TASK DESCRIPTION - Collect each line containing "воды".

ENTRIES -
^^^^

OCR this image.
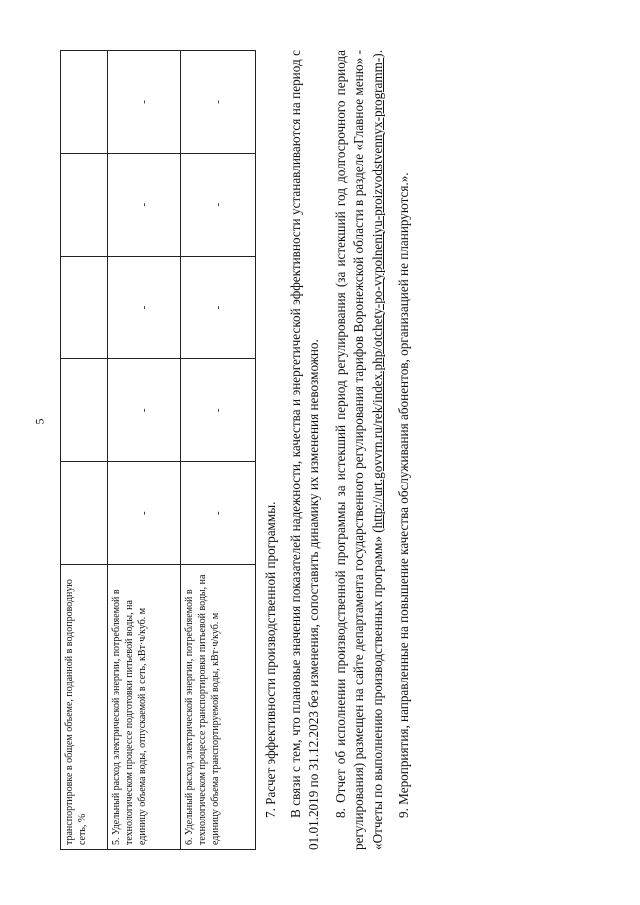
5
транспортировке в общем объеме, поданной в водопроводную сеть, %					
5. Удельный расход электрической энергии, потребляемой в технологическом процессе подготовки питьевой воды, на единицу объема воды, отпускаемой в сеть, кВт·ч/куб. м	-	-	-	-	-
6. Удельный расход электрической энергии, потребляемой в технологическом процессе транспортировки питьевой воды, на единицу объема транспортируемой воды, кВт·ч/куб. м	-	-	-	-	-

7. Расчет эффективности производственной программы. В связи с тем, что плановые значения показателей надежности, качества и энергетической эффективности устанавливаются на период с 01.01.2019 по 31.12.2023 без изменения, сопоставить динамику их изменения невозможно. 8. Отчет об исполнении производственной программы за истекший период регулирования (за истекший год долгосрочного периода регулирования) размещен на сайте департамента государственного регулирования тарифов Воронежской области в разделе «Главное меню» - «Отчеты по выполнению производственных программ» (http://urt.govvrn.ru/rek/index.php/otchety-po-vypolneniyu-proizvodstvennyx-programm-).

9. Мероприятия, направленные на повышение качества обслуживания абонентов, организацией не планируются.».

^^^^

TASK RESULT -
5. Удельный расход электрической энергии, потребляемой в технологическом процессе подготовки питьевой воды, на единицу объема воды, отпускаемой в сеть, кВт·ч/куб. м	-	-	-	-	-
6. Удельный расход электрической энергии, потребляемой в технологическом процессе транспортировки питьевой воды, на единицу объема транспортируемой воды, кВт·ч/куб. м	-	-	-	-	-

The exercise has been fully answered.